## TASK DETAILS
Rewrite the data lines as a numbered list, from the line containing "point xyxy=(1156,89,1160,93)" through the line containing "point xyxy=(442,113,446,118)", both included. Leave out any blank lines.

"""

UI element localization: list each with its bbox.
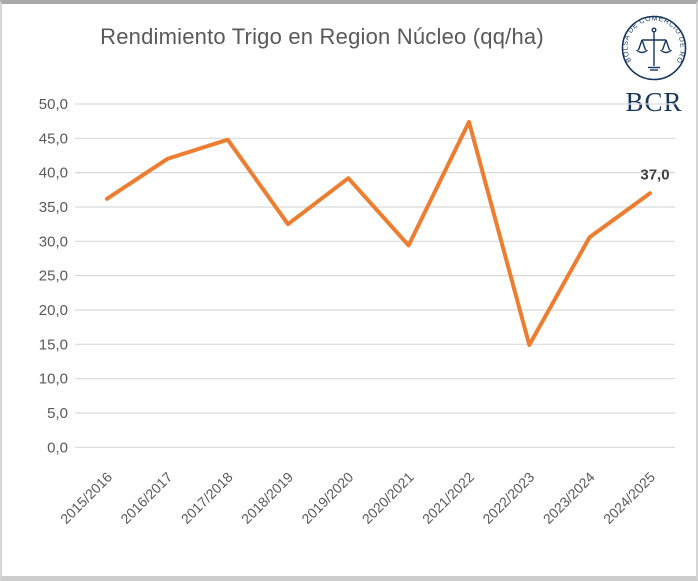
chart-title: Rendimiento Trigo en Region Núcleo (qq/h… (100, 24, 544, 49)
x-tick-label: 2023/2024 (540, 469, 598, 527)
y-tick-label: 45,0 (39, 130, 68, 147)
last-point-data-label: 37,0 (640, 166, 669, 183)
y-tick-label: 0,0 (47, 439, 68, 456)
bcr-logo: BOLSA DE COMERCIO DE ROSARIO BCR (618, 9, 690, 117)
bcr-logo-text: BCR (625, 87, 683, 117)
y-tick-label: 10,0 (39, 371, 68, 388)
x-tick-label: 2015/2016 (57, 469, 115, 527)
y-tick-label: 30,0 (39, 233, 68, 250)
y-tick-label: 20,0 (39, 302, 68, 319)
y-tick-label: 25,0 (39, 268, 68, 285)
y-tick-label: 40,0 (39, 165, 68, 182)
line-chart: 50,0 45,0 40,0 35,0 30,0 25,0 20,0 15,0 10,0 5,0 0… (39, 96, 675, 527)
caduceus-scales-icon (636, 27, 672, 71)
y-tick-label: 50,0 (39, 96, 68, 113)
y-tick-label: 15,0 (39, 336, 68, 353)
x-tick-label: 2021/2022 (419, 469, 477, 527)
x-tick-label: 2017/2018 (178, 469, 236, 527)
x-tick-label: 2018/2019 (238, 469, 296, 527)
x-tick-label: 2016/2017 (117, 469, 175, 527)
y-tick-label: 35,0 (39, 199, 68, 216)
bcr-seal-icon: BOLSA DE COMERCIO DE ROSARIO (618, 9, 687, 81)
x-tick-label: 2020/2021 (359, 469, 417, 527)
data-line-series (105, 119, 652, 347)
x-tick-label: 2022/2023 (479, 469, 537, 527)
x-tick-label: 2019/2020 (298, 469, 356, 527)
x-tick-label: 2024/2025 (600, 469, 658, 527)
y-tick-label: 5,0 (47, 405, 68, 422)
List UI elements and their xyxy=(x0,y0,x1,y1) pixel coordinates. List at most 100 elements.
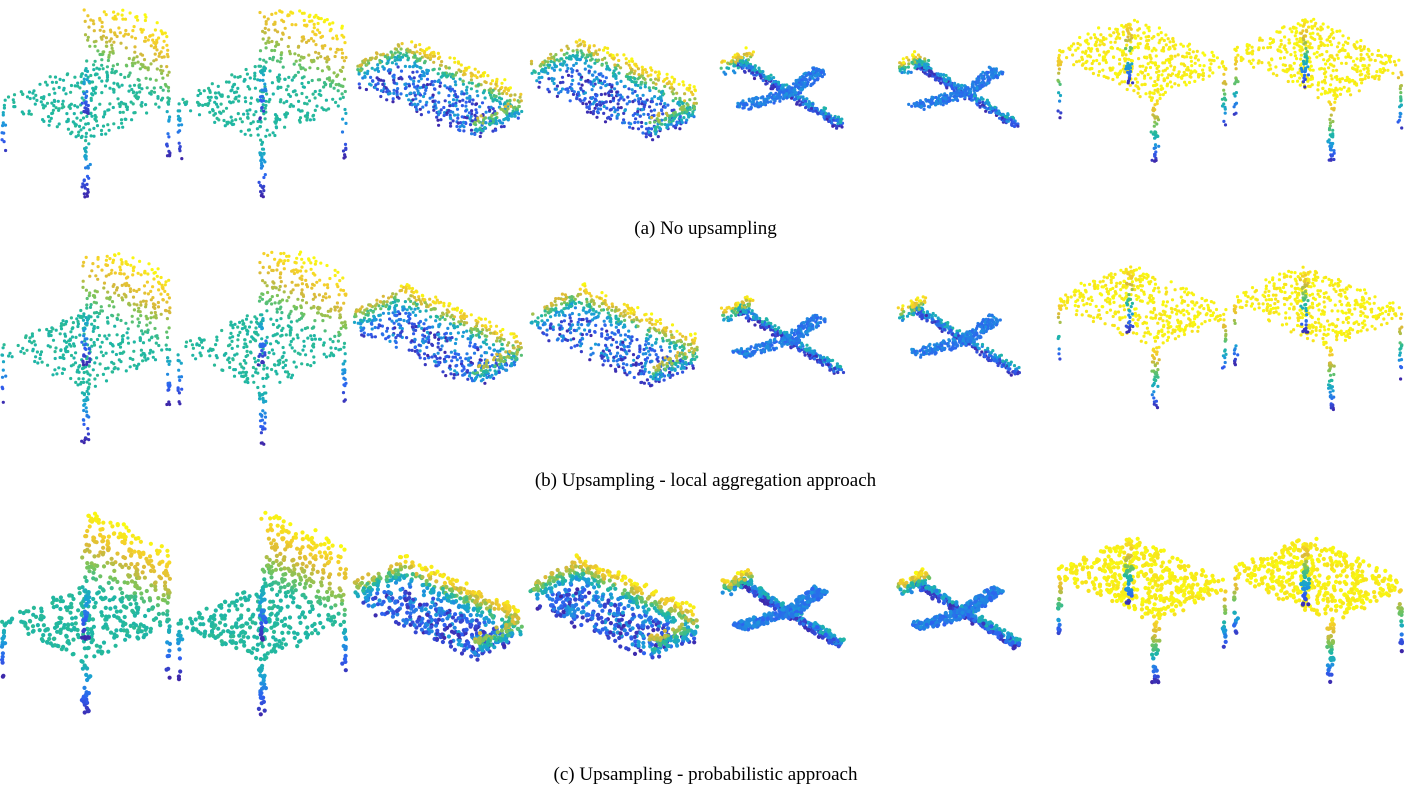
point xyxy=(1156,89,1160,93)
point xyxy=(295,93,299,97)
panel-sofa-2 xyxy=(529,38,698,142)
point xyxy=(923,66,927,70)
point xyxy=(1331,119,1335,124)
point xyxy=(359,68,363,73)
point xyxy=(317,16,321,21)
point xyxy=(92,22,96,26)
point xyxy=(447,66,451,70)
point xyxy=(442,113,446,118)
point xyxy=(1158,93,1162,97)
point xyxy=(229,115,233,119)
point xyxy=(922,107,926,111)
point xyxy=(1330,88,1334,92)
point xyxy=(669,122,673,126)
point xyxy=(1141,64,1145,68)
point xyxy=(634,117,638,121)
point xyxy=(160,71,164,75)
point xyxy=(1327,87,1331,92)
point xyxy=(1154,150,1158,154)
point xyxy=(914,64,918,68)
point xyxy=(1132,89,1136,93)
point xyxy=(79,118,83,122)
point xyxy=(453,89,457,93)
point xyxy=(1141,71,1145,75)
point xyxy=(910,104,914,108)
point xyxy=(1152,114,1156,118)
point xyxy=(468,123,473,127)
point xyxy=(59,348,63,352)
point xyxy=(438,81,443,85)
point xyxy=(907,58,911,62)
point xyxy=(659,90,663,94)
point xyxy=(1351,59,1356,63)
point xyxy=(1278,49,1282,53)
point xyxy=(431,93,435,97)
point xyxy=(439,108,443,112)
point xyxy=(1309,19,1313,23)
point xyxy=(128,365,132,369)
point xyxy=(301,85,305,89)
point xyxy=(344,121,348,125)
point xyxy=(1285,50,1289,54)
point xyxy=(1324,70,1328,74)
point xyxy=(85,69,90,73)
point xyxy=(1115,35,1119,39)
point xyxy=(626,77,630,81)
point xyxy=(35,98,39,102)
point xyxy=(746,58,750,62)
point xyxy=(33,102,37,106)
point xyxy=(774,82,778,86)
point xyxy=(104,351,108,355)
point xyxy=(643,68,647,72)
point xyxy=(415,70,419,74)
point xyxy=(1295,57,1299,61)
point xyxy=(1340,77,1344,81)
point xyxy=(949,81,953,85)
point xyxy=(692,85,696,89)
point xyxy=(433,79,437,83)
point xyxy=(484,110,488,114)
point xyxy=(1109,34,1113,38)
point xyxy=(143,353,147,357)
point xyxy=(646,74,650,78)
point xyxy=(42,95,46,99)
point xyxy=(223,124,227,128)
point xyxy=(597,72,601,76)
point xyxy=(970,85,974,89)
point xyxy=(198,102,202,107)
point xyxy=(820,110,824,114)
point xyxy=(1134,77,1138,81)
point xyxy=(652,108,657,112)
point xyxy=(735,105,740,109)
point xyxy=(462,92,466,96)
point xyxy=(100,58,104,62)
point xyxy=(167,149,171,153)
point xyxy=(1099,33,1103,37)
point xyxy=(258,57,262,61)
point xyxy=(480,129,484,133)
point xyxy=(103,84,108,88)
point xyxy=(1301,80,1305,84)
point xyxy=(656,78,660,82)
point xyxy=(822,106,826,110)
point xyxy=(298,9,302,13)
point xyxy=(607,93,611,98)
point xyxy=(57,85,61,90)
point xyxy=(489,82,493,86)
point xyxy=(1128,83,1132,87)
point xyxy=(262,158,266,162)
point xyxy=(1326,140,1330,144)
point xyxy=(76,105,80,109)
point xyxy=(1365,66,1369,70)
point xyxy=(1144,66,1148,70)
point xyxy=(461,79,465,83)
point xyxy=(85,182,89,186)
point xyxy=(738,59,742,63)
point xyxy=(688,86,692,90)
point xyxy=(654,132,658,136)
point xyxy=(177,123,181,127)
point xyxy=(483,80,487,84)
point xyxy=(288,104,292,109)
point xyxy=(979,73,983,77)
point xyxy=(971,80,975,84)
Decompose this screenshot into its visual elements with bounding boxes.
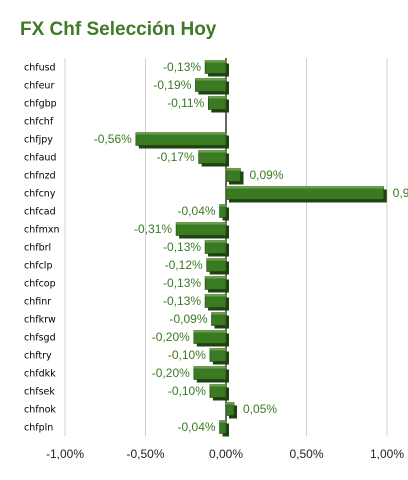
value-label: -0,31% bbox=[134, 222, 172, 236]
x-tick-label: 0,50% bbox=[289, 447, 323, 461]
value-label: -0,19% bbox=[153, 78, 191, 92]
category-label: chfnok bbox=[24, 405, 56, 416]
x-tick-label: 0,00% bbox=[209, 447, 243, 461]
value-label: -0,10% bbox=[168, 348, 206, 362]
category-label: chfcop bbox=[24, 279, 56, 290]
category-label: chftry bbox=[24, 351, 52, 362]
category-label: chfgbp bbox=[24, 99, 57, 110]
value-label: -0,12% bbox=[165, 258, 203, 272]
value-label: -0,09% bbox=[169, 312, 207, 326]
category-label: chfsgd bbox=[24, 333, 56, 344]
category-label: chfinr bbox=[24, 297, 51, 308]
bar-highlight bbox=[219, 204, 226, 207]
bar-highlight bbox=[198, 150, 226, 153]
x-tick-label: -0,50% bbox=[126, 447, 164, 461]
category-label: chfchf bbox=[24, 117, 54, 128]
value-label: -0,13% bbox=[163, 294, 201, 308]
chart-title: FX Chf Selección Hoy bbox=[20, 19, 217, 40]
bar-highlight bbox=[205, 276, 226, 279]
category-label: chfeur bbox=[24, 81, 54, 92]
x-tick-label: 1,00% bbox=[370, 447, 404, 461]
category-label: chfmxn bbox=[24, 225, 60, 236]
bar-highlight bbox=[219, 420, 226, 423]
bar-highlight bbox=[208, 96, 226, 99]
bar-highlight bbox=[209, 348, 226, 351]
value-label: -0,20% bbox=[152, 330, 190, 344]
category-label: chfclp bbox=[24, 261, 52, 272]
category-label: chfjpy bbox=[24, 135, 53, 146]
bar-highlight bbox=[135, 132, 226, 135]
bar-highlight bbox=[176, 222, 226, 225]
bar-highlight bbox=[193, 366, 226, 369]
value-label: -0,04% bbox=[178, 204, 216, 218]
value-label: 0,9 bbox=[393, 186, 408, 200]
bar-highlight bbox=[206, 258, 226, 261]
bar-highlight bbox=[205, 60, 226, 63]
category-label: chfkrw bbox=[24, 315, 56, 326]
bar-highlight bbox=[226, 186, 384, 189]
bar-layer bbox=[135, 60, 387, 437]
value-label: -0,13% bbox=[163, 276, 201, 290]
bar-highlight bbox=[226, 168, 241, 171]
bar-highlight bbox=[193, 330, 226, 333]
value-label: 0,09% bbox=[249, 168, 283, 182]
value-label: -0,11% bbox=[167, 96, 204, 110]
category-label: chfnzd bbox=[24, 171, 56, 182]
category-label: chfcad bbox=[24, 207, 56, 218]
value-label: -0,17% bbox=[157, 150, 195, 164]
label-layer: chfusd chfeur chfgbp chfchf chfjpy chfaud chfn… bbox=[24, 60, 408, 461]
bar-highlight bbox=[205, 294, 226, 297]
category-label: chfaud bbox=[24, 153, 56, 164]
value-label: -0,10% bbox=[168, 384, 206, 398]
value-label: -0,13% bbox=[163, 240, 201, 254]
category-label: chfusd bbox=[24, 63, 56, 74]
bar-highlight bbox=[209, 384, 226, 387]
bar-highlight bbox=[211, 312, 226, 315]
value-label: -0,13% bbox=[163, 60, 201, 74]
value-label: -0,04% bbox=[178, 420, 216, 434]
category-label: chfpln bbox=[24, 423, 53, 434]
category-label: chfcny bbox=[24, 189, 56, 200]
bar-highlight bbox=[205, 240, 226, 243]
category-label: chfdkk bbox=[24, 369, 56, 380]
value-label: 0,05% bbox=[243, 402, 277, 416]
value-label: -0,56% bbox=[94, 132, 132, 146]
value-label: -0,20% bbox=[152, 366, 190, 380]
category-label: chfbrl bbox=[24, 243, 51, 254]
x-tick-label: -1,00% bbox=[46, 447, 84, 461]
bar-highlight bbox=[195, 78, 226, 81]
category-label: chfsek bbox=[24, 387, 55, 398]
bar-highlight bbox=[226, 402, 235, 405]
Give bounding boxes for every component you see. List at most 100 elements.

"""

## EXERCISE RESPONSE
1. point xyxy=(1156,89,1160,93)
2. point xyxy=(295,93,299,97)
3. panel-sofa-2 xyxy=(529,38,698,142)
4. point xyxy=(923,66,927,70)
5. point xyxy=(1331,119,1335,124)
6. point xyxy=(359,68,363,73)
7. point xyxy=(317,16,321,21)
8. point xyxy=(92,22,96,26)
9. point xyxy=(447,66,451,70)
10. point xyxy=(442,113,446,118)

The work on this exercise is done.